SUPPLIED MATERIAL:
━━━━━━━━

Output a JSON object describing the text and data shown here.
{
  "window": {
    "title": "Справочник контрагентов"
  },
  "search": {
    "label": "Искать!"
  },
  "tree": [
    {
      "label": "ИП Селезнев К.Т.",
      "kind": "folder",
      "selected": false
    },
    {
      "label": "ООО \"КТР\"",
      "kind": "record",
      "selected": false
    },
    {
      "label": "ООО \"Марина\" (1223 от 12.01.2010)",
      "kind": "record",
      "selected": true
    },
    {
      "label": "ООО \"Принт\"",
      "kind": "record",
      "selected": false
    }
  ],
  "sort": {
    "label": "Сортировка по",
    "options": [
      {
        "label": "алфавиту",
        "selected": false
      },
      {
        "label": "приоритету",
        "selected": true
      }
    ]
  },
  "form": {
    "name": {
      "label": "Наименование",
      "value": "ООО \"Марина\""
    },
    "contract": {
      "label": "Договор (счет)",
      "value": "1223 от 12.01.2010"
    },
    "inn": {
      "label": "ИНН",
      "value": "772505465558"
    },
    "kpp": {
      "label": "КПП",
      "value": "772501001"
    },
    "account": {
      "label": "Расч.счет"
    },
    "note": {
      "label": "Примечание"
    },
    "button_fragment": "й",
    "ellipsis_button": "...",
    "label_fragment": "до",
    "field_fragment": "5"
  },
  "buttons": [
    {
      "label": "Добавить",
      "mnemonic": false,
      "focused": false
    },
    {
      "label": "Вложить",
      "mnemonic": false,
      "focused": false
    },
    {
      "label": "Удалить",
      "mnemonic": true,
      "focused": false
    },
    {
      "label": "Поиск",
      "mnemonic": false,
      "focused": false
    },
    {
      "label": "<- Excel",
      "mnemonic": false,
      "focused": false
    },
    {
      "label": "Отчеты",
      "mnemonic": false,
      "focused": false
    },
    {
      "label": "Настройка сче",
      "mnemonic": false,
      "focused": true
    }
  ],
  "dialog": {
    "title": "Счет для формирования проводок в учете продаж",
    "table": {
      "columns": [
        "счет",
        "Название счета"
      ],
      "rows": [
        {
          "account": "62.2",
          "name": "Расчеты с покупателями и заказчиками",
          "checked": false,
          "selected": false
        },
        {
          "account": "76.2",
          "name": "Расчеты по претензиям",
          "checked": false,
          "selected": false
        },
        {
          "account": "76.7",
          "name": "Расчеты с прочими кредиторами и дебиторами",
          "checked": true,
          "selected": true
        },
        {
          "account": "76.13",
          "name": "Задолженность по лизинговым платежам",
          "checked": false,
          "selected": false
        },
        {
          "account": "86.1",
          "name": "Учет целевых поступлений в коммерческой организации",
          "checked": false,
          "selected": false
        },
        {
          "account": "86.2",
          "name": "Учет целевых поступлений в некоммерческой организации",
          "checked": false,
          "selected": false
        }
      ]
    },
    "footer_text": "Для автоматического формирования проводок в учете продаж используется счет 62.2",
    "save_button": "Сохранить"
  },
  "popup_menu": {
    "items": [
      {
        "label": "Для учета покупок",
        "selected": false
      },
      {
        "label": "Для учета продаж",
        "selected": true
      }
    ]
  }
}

━━━━━━━━

WHAT YOU HAVE TO DO: Scan the listing above. Gather each line that contains the word "true".

OUTPUT FOR THIS EXERCISE:
      "selected": true
        "selected": true
      "mnemonic": true,
      "focused": true
          "checked": true,
          "selected": true
        "selected": true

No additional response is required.